Can you quote the lines below exactly, starting at the line with "Parse this chart and return its data as JSON." and going through the last one?
==== PROVIDED MATERIAL ====
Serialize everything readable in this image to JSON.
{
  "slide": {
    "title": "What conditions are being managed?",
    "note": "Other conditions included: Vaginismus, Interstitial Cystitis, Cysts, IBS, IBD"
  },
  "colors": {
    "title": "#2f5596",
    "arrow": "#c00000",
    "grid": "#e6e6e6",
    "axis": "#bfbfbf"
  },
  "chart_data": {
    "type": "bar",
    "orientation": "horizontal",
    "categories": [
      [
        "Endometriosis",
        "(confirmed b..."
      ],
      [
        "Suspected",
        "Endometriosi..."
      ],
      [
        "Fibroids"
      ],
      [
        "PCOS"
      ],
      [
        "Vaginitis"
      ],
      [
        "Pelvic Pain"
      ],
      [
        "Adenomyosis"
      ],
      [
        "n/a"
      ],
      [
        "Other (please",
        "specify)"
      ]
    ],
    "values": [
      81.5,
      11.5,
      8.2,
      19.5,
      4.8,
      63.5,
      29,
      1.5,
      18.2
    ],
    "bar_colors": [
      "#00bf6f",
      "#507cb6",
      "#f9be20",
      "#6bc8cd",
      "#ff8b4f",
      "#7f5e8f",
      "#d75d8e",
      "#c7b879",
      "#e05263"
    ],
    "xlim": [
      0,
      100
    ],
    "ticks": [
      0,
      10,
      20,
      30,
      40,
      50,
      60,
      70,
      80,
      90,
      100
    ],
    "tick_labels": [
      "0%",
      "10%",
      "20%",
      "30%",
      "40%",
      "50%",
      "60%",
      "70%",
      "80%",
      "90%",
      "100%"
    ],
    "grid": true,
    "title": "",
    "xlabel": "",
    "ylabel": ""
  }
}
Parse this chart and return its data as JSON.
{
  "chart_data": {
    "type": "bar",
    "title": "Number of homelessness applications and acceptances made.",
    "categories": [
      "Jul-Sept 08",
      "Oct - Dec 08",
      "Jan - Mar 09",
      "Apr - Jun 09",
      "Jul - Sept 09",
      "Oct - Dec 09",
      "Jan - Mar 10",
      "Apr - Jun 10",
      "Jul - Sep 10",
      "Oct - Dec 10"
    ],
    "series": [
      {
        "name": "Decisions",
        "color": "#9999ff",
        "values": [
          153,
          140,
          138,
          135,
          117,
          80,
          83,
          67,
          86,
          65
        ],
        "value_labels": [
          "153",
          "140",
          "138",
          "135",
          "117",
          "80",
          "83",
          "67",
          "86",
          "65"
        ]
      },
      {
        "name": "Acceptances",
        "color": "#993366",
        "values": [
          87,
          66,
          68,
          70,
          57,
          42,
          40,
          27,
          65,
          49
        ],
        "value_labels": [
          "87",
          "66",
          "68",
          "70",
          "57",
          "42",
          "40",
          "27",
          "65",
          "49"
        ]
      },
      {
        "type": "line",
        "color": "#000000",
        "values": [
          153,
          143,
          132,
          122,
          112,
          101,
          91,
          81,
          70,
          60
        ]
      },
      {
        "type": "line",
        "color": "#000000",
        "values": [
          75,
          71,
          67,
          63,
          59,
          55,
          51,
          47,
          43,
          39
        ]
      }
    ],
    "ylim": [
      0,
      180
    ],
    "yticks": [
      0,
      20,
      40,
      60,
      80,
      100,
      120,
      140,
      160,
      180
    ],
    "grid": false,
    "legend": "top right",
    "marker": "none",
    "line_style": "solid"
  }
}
====
→ WRITTEN ANSWER:
Parse this chart and return its data as JSON.
{
  "chart_data": {
    "type": "bar",
    "title": "Number of homelessness applications and acceptances made.",
    "categories": [
      "Jul-Sept 08",
      "Oct - Dec 08",
      "Jan - Mar 09",
      "Apr - Jun 09",
      "Jul - Sept 09",
      "Oct - Dec 09",
      "Jan - Mar 10",
      "Apr - Jun 10",
      "Jul - Sep 10",
      "Oct - Dec 10"
    ],
    "series": [
      {
        "name": "Decisions",
        "color": "#9999ff",
        "values": [
          153,
          140,
          138,
          135,
          117,
          80,
          83,
          67,
          86,
          65
        ],
        "value_labels": [
          "153",
          "140",
          "138",
          "135",
          "117",
          "80",
          "83",
          "67",
          "86",
          "65"
        ]
      },
      {
        "name": "Acceptances",
        "color": "#993366",
        "values": [
          87,
          66,
          68,
          70,
          57,
          42,
          40,
          27,
          65,
          49
        ],
        "value_labels": [
          "87",
          "66",
          "68",
          "70",
          "57",
          "42",
          "40",
          "27",
          "65",
          "49"
        ]
      },
      {
        "type": "line",
        "color": "#000000",
        "values": [
          153,
          143,
          132,
          122,
          112,
          101,
          91,
          81,
          70,
          60
        ]
      },
      {
        "type": "line",
        "color": "#000000",
        "values": [
          75,
          71,
          67,
          63,
          59,
          55,
          51,
          47,
          43,
          39
        ]
      }
    ],
    "ylim": [
      0,
      180
    ],
    "yticks": [
      0,
      20,
      40,
      60,
      80,
      100,
      120,
      140,
      160,
      180
    ],
    "grid": false,
    "legend": "top right",
    "marker": "none",
    "line_style": "solid"
  }
}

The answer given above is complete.